* What this task involves: Take every line where the string "words" appears and copy it.

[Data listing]
╔══

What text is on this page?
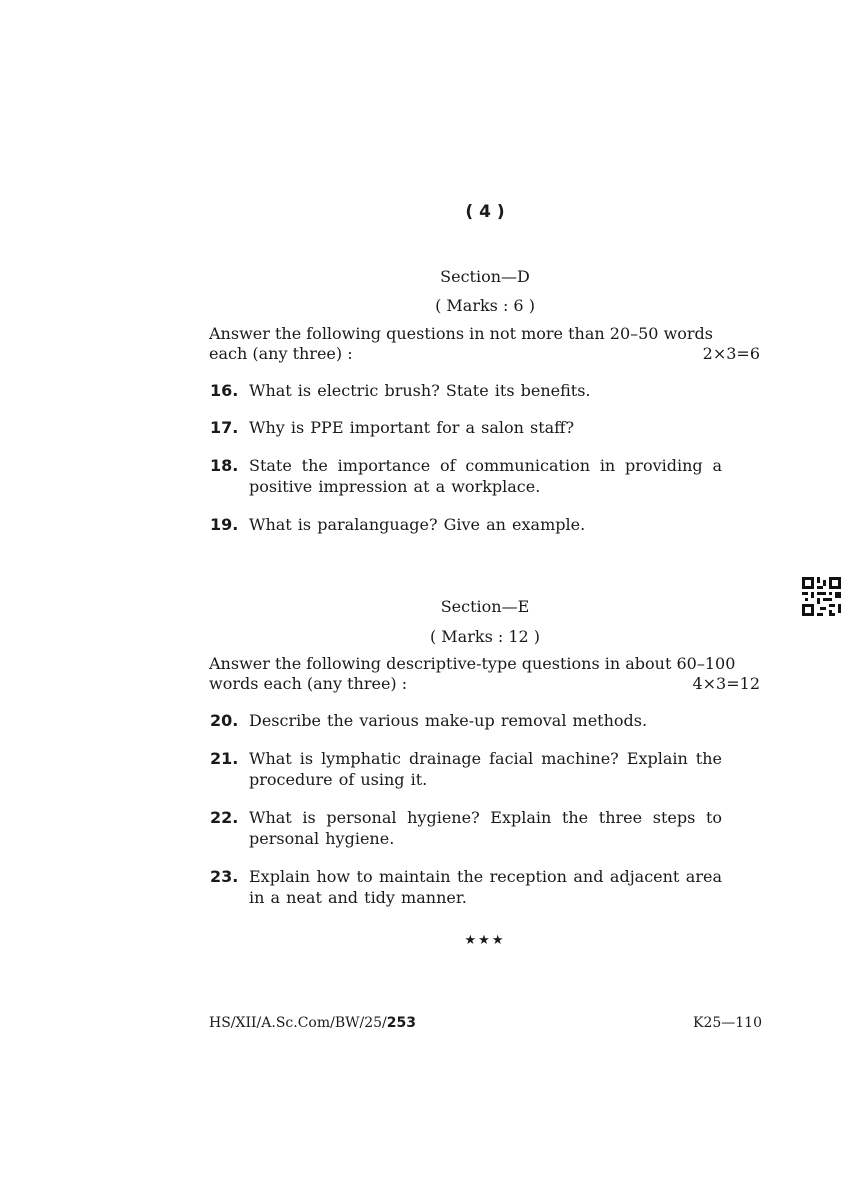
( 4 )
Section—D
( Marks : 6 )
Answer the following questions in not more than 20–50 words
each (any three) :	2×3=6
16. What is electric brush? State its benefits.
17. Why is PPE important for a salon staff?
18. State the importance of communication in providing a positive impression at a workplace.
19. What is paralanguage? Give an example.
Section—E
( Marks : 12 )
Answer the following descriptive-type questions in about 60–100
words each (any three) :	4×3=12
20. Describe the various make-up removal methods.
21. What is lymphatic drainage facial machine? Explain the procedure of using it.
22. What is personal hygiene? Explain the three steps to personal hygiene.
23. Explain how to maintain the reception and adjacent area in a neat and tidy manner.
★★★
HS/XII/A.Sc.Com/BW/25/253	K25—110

╚══
╔══

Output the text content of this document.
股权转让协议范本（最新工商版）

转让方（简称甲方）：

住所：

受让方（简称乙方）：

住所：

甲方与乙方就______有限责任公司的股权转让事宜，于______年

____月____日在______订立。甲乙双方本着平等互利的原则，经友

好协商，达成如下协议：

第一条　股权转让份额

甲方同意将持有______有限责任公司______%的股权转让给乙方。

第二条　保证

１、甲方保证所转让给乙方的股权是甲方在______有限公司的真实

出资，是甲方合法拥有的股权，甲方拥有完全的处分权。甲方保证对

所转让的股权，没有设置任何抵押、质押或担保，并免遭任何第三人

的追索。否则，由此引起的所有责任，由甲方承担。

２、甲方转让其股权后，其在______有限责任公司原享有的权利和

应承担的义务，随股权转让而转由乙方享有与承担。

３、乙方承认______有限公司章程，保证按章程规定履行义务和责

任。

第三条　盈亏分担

╚══

* Task result:
Answer the following questions in not more than 20–50 words
words each (any three) :	4×3=12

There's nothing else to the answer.